◆ GOAL OF THE EXERCISE ◆
Give the number of lines holding the string "mean" and nothing more.

[Some records]
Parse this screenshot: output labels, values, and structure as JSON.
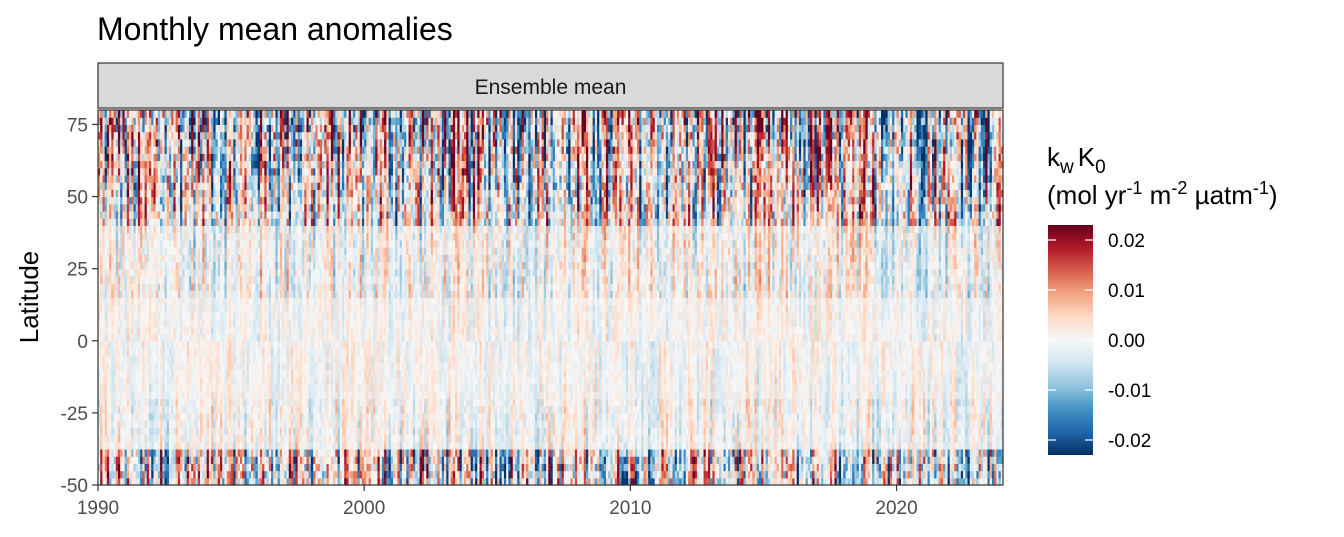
{
  "chart_data": {
    "type": "heatmap",
    "title": "Monthly mean anomalies",
    "facet_label": "Ensemble mean",
    "ylabel": "Latitude",
    "xlabel": "",
    "x_range": [
      1990,
      2024
    ],
    "ylim": [
      -50,
      80
    ],
    "x_ticks": [
      1990,
      2000,
      2010,
      2020
    ],
    "x_tick_labels": [
      "1990",
      "2000",
      "2010",
      "2020"
    ],
    "y_ticks": [
      75,
      50,
      25,
      0,
      -25,
      -50
    ],
    "y_tick_labels": [
      "75",
      "50",
      "25",
      "0",
      "-25",
      "-50"
    ],
    "colorbar": {
      "title_line1_main": "k",
      "title_line1_sub": "w",
      "title_line1_main2": "K",
      "title_line1_sub2": "0",
      "title_line2_a": "(mol yr",
      "title_line2_sup1": "-1",
      "title_line2_b": " m",
      "title_line2_sup2": "-2",
      "title_line2_c": " µatm",
      "title_line2_sup3": "-1",
      "title_line2_d": ")",
      "limits": [
        -0.023,
        0.023
      ],
      "ticks": [
        0.02,
        0.01,
        0.0,
        -0.01,
        -0.02
      ],
      "tick_labels": [
        "0.02",
        "0.01",
        "0.00",
        "-0.01",
        "-0.02"
      ],
      "colors": [
        "#053061",
        "#2166ac",
        "#4393c3",
        "#92c5de",
        "#d1e5f0",
        "#f7f7f7",
        "#fddbc7",
        "#f4a582",
        "#d6604d",
        "#b2182b",
        "#67001f"
      ]
    },
    "grid": false,
    "legend_position": "right"
  }
}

◆ OUTPUT ◆
2